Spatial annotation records
===============
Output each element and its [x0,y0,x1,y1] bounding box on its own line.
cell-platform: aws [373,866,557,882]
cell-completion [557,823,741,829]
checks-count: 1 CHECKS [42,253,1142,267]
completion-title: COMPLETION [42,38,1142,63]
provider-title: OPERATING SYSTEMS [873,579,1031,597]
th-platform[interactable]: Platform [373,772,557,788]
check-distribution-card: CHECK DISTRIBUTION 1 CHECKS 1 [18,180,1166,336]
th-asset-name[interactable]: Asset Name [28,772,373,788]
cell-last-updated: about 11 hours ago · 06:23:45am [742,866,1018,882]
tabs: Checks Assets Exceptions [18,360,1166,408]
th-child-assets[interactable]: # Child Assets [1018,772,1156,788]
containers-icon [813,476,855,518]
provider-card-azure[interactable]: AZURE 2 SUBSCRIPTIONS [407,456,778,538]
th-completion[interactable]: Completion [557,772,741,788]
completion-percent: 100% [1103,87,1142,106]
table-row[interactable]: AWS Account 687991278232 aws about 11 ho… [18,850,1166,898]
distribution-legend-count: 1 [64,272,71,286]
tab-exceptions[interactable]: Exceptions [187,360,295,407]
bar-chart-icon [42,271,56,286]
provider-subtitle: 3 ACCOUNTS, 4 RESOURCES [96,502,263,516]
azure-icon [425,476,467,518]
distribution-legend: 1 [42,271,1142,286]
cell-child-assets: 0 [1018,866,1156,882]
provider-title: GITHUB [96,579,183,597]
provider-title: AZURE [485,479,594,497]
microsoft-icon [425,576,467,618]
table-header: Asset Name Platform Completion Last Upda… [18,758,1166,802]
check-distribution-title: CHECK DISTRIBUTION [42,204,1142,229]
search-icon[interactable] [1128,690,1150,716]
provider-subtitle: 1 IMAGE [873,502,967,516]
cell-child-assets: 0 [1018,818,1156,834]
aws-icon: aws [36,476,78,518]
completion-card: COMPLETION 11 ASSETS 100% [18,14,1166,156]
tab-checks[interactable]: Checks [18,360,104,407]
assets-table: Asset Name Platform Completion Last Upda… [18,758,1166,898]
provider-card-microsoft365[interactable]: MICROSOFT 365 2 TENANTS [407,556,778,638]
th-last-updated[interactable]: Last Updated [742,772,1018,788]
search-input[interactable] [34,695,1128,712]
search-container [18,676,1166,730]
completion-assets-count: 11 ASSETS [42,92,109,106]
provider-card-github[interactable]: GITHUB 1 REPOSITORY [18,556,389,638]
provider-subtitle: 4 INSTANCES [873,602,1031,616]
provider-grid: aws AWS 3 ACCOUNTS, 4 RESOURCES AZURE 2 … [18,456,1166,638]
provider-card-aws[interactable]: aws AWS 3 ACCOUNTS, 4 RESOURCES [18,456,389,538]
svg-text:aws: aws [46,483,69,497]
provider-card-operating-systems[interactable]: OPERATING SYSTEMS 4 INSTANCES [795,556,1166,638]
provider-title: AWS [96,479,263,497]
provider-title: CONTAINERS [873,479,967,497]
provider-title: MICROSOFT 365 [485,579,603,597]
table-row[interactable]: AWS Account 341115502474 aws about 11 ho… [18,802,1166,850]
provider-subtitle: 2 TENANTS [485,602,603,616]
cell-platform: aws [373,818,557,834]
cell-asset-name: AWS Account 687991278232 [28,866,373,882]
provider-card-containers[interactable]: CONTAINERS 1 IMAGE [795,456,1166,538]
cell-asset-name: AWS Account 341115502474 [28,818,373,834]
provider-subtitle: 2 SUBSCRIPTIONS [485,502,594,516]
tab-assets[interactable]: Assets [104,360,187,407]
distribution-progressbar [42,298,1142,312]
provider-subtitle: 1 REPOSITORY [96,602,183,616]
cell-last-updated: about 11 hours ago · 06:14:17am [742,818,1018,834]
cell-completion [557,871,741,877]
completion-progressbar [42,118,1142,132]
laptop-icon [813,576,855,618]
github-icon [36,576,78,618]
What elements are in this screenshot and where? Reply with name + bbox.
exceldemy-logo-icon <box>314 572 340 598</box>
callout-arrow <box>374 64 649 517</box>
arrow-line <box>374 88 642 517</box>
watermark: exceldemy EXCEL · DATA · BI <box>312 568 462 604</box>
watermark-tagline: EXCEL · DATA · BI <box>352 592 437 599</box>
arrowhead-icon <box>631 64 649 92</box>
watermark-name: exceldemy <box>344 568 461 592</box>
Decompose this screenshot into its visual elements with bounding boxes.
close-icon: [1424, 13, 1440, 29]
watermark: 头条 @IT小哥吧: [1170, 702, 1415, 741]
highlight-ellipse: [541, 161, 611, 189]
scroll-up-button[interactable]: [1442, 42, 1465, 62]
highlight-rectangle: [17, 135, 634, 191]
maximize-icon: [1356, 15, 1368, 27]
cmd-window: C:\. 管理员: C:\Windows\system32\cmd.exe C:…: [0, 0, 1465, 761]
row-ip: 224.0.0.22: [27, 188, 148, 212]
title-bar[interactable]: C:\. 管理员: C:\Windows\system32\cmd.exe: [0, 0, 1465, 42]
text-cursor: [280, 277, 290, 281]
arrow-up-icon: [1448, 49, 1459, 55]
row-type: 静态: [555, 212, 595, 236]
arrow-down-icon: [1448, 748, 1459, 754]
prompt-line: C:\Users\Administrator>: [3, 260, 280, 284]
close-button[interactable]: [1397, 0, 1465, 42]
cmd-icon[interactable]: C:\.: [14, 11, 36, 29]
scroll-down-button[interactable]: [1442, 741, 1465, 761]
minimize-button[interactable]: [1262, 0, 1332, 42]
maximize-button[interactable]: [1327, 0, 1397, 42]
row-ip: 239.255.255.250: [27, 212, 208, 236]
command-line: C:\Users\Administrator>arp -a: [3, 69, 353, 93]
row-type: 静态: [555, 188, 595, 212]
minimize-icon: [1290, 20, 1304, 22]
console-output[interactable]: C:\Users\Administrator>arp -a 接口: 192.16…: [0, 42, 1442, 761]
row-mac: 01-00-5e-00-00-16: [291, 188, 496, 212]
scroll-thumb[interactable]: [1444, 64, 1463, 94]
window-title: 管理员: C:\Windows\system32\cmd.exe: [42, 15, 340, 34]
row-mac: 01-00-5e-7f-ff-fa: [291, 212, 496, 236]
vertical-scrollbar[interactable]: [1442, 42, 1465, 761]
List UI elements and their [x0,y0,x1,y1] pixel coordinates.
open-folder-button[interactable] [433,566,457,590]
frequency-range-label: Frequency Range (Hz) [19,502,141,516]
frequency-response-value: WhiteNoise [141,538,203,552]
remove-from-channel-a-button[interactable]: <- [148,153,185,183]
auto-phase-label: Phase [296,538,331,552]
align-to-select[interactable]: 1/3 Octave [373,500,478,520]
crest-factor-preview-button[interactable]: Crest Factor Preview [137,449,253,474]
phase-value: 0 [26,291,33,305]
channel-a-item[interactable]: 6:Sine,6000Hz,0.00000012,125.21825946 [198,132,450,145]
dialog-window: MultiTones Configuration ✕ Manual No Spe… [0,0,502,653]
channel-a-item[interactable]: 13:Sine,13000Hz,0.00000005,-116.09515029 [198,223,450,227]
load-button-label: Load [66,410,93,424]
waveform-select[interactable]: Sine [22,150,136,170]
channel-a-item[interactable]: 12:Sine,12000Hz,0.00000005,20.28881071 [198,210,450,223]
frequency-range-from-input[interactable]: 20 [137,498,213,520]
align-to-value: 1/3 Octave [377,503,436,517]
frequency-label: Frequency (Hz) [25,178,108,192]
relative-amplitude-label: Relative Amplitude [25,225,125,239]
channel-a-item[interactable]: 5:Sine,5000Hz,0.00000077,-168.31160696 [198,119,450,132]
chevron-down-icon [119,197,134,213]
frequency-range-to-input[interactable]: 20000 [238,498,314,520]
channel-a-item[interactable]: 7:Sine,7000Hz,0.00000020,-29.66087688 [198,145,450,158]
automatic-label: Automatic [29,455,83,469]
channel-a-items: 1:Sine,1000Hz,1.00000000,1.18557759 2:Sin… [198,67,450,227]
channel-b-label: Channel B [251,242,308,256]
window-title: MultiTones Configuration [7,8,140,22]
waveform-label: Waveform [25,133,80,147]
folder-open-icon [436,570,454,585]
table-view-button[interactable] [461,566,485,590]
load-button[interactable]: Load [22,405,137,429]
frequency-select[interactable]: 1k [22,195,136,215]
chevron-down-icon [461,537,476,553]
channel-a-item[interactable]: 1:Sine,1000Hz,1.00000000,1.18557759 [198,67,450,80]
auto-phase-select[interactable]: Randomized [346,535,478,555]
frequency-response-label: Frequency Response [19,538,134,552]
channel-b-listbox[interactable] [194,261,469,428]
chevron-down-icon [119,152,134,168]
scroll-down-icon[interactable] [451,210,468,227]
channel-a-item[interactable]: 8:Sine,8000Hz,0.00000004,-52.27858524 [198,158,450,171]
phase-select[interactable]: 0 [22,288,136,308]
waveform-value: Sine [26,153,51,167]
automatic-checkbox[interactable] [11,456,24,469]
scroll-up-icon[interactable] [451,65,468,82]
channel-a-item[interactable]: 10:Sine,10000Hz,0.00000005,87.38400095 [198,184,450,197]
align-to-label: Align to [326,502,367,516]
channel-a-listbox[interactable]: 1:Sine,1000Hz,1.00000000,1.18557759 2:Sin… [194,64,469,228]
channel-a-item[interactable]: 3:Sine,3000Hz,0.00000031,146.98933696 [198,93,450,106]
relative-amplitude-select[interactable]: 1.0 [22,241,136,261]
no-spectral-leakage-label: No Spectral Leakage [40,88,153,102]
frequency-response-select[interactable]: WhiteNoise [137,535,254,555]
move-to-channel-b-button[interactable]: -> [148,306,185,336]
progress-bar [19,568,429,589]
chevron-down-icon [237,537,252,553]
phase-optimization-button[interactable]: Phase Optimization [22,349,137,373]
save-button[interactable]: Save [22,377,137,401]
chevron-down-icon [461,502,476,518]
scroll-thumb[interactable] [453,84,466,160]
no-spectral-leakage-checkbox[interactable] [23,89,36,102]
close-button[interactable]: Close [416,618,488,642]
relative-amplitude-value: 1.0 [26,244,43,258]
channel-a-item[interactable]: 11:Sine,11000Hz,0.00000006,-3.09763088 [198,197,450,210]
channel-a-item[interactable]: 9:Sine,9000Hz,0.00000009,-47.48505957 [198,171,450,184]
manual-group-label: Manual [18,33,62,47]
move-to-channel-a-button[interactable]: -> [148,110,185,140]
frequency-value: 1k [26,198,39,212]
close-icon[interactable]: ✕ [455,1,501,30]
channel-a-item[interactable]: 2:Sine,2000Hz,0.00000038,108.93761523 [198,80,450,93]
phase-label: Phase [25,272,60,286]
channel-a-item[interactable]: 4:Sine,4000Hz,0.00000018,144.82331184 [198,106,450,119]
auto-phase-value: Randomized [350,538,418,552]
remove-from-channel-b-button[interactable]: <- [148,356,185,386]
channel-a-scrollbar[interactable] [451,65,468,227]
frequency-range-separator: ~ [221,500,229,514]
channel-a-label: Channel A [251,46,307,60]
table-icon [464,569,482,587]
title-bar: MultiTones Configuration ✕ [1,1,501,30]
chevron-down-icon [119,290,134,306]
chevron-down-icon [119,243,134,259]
===============
◆ AIM OF THE TASK: In the material from its first line through the line containing "completion-assets-count: 11 ASSETS", change every "provider-title" to "provider-heading" and leave everything else as it is.

◆ WRITTEN SOLUTION:
Output each element and its [x0,y0,x1,y1] bounding box on its own line.
cell-platform: aws [373,866,557,882]
cell-completion [557,823,741,829]
checks-count: 1 CHECKS [42,253,1142,267]
completion-title: COMPLETION [42,38,1142,63]
provider-heading: OPERATING SYSTEMS [873,579,1031,597]
th-platform[interactable]: Platform [373,772,557,788]
check-distribution-card: CHECK DISTRIBUTION 1 CHECKS 1 [18,180,1166,336]
th-asset-name[interactable]: Asset Name [28,772,373,788]
cell-last-updated: about 11 hours ago · 06:23:45am [742,866,1018,882]
tabs: Checks Assets Exceptions [18,360,1166,408]
th-child-assets[interactable]: # Child Assets [1018,772,1156,788]
containers-icon [813,476,855,518]
provider-card-azure[interactable]: AZURE 2 SUBSCRIPTIONS [407,456,778,538]
th-completion[interactable]: Completion [557,772,741,788]
completion-percent: 100% [1103,87,1142,106]
table-row[interactable]: AWS Account 687991278232 aws about 11 ho… [18,850,1166,898]
distribution-legend-count: 1 [64,272,71,286]
tab-exceptions[interactable]: Exceptions [187,360,295,407]
bar-chart-icon [42,271,56,286]
provider-subtitle: 3 ACCOUNTS, 4 RESOURCES [96,502,263,516]
azure-icon [425,476,467,518]
distribution-legend: 1 [42,271,1142,286]
cell-child-assets: 0 [1018,866,1156,882]
provider-heading: GITHUB [96,579,183,597]
provider-heading: AZURE [485,479,594,497]
microsoft-icon [425,576,467,618]
table-header: Asset Name Platform Completion Last Upda… [18,758,1166,802]
check-distribution-title: CHECK DISTRIBUTION [42,204,1142,229]
search-icon[interactable] [1128,690,1150,716]
provider-subtitle: 1 IMAGE [873,502,967,516]
cell-child-assets: 0 [1018,818,1156,834]
aws-icon: aws [36,476,78,518]
completion-card: COMPLETION 11 ASSETS 100% [18,14,1166,156]
tab-checks[interactable]: Checks [18,360,104,407]
assets-table: Asset Name Platform Completion Last Upda… [18,758,1166,898]
provider-card-microsoft365[interactable]: MICROSOFT 365 2 TENANTS [407,556,778,638]
th-last-updated[interactable]: Last Updated [742,772,1018,788]
search-input[interactable] [34,695,1128,712]
search-container [18,676,1166,730]
completion-assets-count: 11 ASSETS [42,92,109,106]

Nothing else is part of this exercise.